- _WRITTEN INSTRUCTION_
Transcribe each of the records below exactly, excluding all pictures.

- _Stored dataset items_
═══

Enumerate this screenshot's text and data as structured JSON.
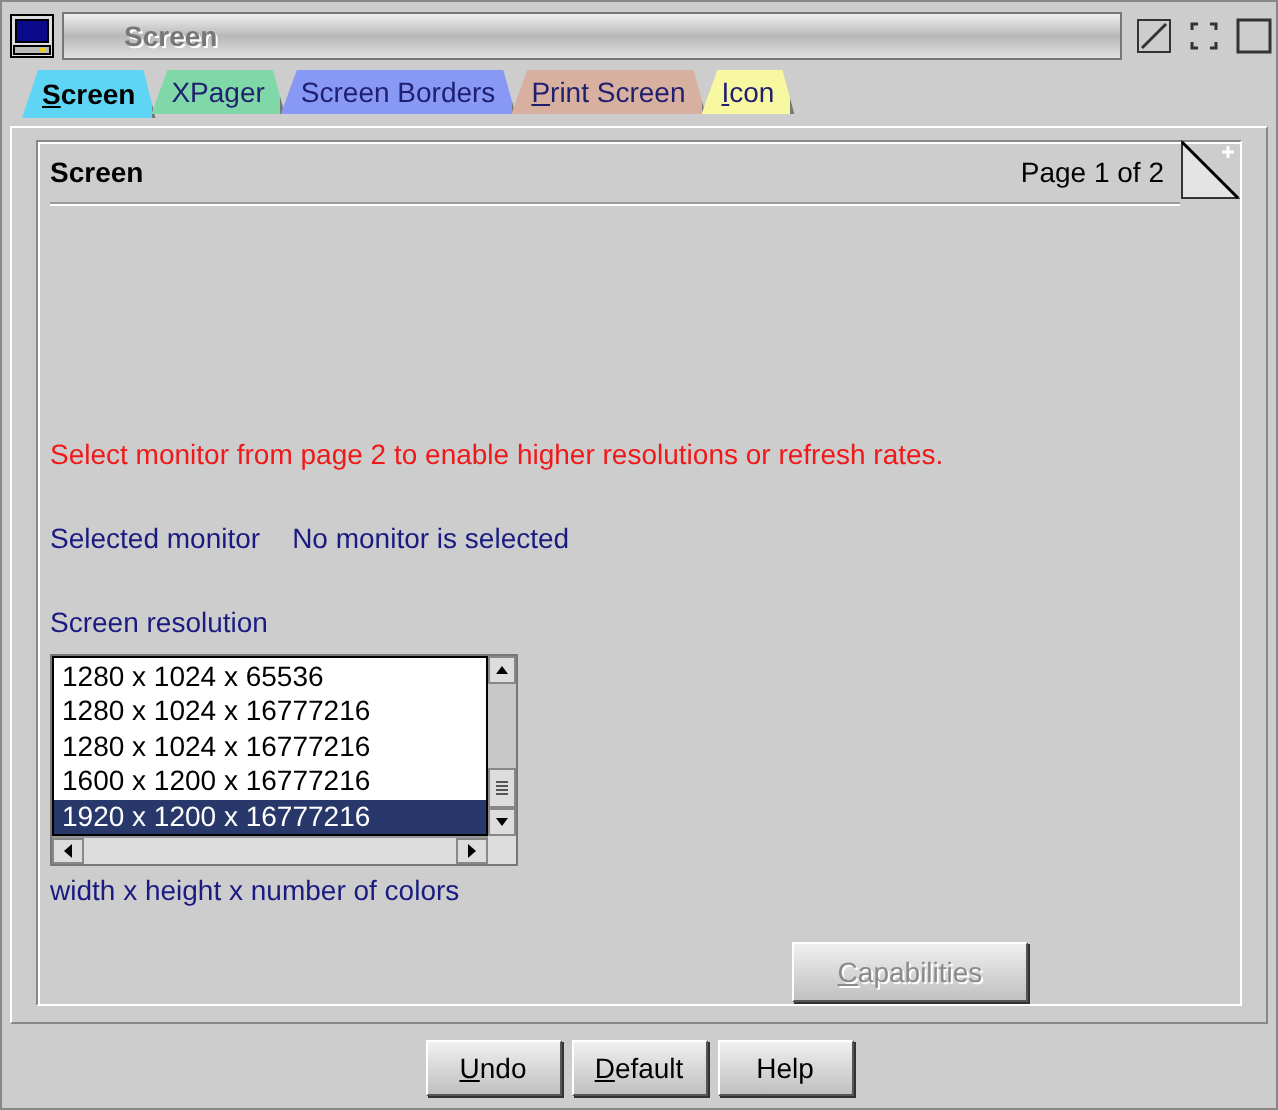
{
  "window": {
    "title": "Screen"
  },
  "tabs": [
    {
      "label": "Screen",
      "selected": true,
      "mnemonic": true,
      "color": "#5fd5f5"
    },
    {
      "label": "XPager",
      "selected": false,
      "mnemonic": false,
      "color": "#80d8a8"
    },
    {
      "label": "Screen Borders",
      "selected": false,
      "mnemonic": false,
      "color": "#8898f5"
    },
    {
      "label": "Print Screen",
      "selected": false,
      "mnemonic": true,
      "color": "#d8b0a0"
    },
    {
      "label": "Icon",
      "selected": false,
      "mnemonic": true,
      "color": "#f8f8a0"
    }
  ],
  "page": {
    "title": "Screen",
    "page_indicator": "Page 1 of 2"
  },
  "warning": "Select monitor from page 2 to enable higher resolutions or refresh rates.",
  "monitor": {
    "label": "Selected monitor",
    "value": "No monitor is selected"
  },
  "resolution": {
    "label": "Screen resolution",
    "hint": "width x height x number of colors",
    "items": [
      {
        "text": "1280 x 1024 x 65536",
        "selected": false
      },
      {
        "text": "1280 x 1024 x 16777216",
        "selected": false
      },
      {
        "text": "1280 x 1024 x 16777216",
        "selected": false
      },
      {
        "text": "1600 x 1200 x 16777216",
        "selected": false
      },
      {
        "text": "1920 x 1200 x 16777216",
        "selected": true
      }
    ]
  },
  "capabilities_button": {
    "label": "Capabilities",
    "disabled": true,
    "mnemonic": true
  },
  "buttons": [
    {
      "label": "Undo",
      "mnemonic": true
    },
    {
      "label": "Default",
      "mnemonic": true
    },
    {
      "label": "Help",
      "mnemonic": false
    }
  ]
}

═══

- _RESULT OF THE TASK_
Enumerate this screenshot's text and data as structured JSON.
{
  "window": {
    "title": "Screen"
  },
  "tabs": [
    {
      "label": "Screen",
      "selected": true,
      "mnemonic": true,
      "color": "#5fd5f5"
    },
    {
      "label": "XPager",
      "selected": false,
      "mnemonic": false,
      "color": "#80d8a8"
    },
    {
      "label": "Screen Borders",
      "selected": false,
      "mnemonic": false,
      "color": "#8898f5"
    },
    {
      "label": "Print Screen",
      "selected": false,
      "mnemonic": true,
      "color": "#d8b0a0"
    },
    {
      "label": "Icon",
      "selected": false,
      "mnemonic": true,
      "color": "#f8f8a0"
    }
  ],
  "page": {
    "title": "Screen",
    "page_indicator": "Page 1 of 2"
  },
  "warning": "Select monitor from page 2 to enable higher resolutions or refresh rates.",
  "monitor": {
    "label": "Selected monitor",
    "value": "No monitor is selected"
  },
  "resolution": {
    "label": "Screen resolution",
    "hint": "width x height x number of colors",
    "items": [
      {
        "text": "1280 x 1024 x 65536",
        "selected": false
      },
      {
        "text": "1280 x 1024 x 16777216",
        "selected": false
      },
      {
        "text": "1280 x 1024 x 16777216",
        "selected": false
      },
      {
        "text": "1600 x 1200 x 16777216",
        "selected": false
      },
      {
        "text": "1920 x 1200 x 16777216",
        "selected": true
      }
    ]
  },
  "capabilities_button": {
    "label": "Capabilities",
    "disabled": true,
    "mnemonic": true
  },
  "buttons": [
    {
      "label": "Undo",
      "mnemonic": true
    },
    {
      "label": "Default",
      "mnemonic": true
    },
    {
      "label": "Help",
      "mnemonic": false
    }
  ]
}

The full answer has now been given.